Requirement: In the items below, switch each "legend-swatch" to "legend-marker" and write out the lines again with nothing else changed. Leave out the pictures.
════════════════
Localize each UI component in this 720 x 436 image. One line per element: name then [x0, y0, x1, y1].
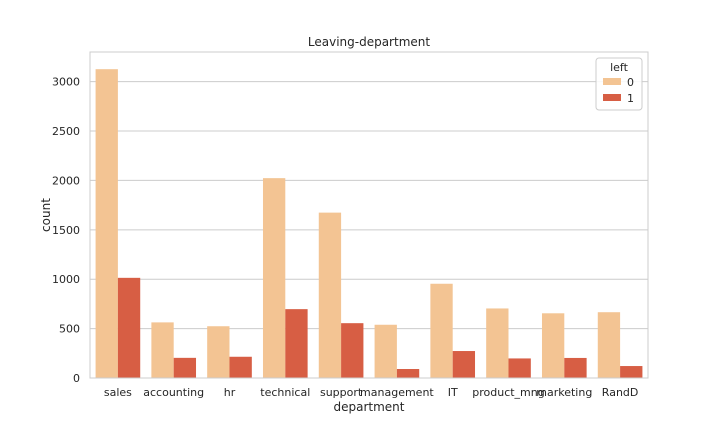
bar-accounting-left-1 — [173, 357, 197, 378]
x-tick-label: management — [360, 386, 434, 399]
bar-technical-left-1 — [285, 309, 308, 378]
x-tick-label: product_mng — [472, 386, 544, 399]
legend-swatch — [603, 78, 621, 85]
bar-technical-left-0 — [262, 178, 286, 378]
x-axis-title: department — [334, 400, 405, 414]
legend-label: 1 — [627, 92, 634, 105]
legend-swatch — [603, 94, 621, 101]
chart-title: Leaving-department — [308, 35, 430, 49]
x-tick-label: RandD — [602, 386, 639, 399]
bar-RandD-left-1 — [620, 366, 643, 378]
bar-product_mng-left-0 — [486, 308, 509, 378]
x-tick-label: technical — [260, 386, 310, 399]
y-axis-title: count — [39, 198, 53, 232]
gridlines — [90, 81, 648, 379]
plot-frame — [89, 51, 649, 379]
legend-items: 01 — [603, 76, 634, 105]
bar-management-left-0 — [374, 324, 397, 378]
bar-marketing-left-1 — [564, 357, 587, 378]
bar-IT-left-1 — [452, 351, 476, 378]
y-tick-label: 2500 — [52, 125, 80, 138]
y-tick-label: 3000 — [52, 76, 80, 89]
bar-sales-left-1 — [117, 277, 141, 378]
bar-hr-left-1 — [229, 356, 252, 378]
bar-marketing-left-0 — [541, 313, 565, 378]
x-tick-label: hr — [224, 386, 236, 399]
bar-product_mng-left-1 — [508, 358, 531, 378]
bar-IT-left-0 — [430, 283, 453, 378]
legend-title: left — [610, 61, 629, 74]
bar-hr-left-0 — [207, 326, 230, 378]
bar-support-left-0 — [318, 212, 342, 378]
y-tick-label: 1500 — [52, 224, 80, 237]
legend-label: 0 — [627, 76, 634, 89]
x-tick-label: support — [320, 386, 363, 399]
x-tick-label: accounting — [143, 386, 204, 399]
legend: left 01 — [595, 57, 643, 111]
x-tick-label: IT — [448, 386, 458, 399]
bars — [95, 69, 643, 379]
x-tick-label: marketing — [536, 386, 592, 399]
bar-support-left-1 — [341, 323, 364, 378]
y-tick-label: 1000 — [52, 273, 80, 286]
x-tick-labels: sales accounting hr technical supportmanagem… — [104, 386, 639, 399]
y-tick-label: 0 — [73, 372, 80, 385]
y-tick-label: 500 — [59, 323, 80, 336]
bar-RandD-left-0 — [597, 312, 621, 378]
y-tick-label: 2000 — [52, 174, 80, 187]
x-tick-label: sales — [104, 386, 132, 399]
bar-sales-left-0 — [95, 69, 118, 379]
y-tick-labels: 0 500 1000 1500 2000 2500 3000 — [52, 76, 80, 385]
bar-accounting-left-0 — [151, 322, 174, 378]
bar-management-left-1 — [396, 369, 420, 378]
════════════════
The response:
Localize each UI component in this 720 x 436 image. One line per element: name then [x0, y0, x1, y1].
bar-accounting-left-1 — [173, 357, 197, 378]
x-tick-label: management — [360, 386, 434, 399]
bar-technical-left-1 — [285, 309, 308, 378]
x-tick-label: product_mng — [472, 386, 544, 399]
legend-marker — [603, 78, 621, 85]
bar-technical-left-0 — [262, 178, 286, 378]
x-axis-title: department — [334, 400, 405, 414]
legend-label: 1 — [627, 92, 634, 105]
legend-marker — [603, 94, 621, 101]
chart-title: Leaving-department — [308, 35, 430, 49]
x-tick-label: RandD — [602, 386, 639, 399]
bar-RandD-left-1 — [620, 366, 643, 378]
bar-product_mng-left-0 — [486, 308, 509, 378]
x-tick-label: technical — [260, 386, 310, 399]
y-axis-title: count — [39, 198, 53, 232]
gridlines — [90, 81, 648, 379]
plot-frame — [89, 51, 649, 379]
legend-items: 01 — [603, 76, 634, 105]
bar-management-left-0 — [374, 324, 397, 378]
bar-marketing-left-1 — [564, 357, 587, 378]
bar-IT-left-1 — [452, 351, 476, 378]
y-tick-label: 2500 — [52, 125, 80, 138]
y-tick-label: 3000 — [52, 76, 80, 89]
bar-sales-left-1 — [117, 277, 141, 378]
bar-hr-left-1 — [229, 356, 252, 378]
bar-marketing-left-0 — [541, 313, 565, 378]
x-tick-label: hr — [224, 386, 236, 399]
bar-product_mng-left-1 — [508, 358, 531, 378]
bar-IT-left-0 — [430, 283, 453, 378]
legend-title: left — [610, 61, 629, 74]
bar-hr-left-0 — [207, 326, 230, 378]
bar-support-left-0 — [318, 212, 342, 378]
y-tick-label: 1500 — [52, 224, 80, 237]
legend-label: 0 — [627, 76, 634, 89]
x-tick-label: support — [320, 386, 363, 399]
x-tick-label: accounting — [143, 386, 204, 399]
legend: left 01 — [595, 57, 643, 111]
x-tick-label: IT — [448, 386, 458, 399]
bars — [95, 69, 643, 379]
x-tick-label: marketing — [536, 386, 592, 399]
bar-support-left-1 — [341, 323, 364, 378]
y-tick-label: 1000 — [52, 273, 80, 286]
x-tick-labels: sales accounting hr technical supportmanagem… — [104, 386, 639, 399]
y-tick-label: 0 — [73, 372, 80, 385]
y-tick-label: 500 — [59, 323, 80, 336]
bar-RandD-left-0 — [597, 312, 621, 378]
y-tick-label: 2000 — [52, 174, 80, 187]
x-tick-label: sales — [104, 386, 132, 399]
bar-sales-left-0 — [95, 69, 118, 379]
y-tick-labels: 0 500 1000 1500 2000 2500 3000 — [52, 76, 80, 385]
bar-accounting-left-0 — [151, 322, 174, 378]
bar-management-left-1 — [396, 369, 420, 378]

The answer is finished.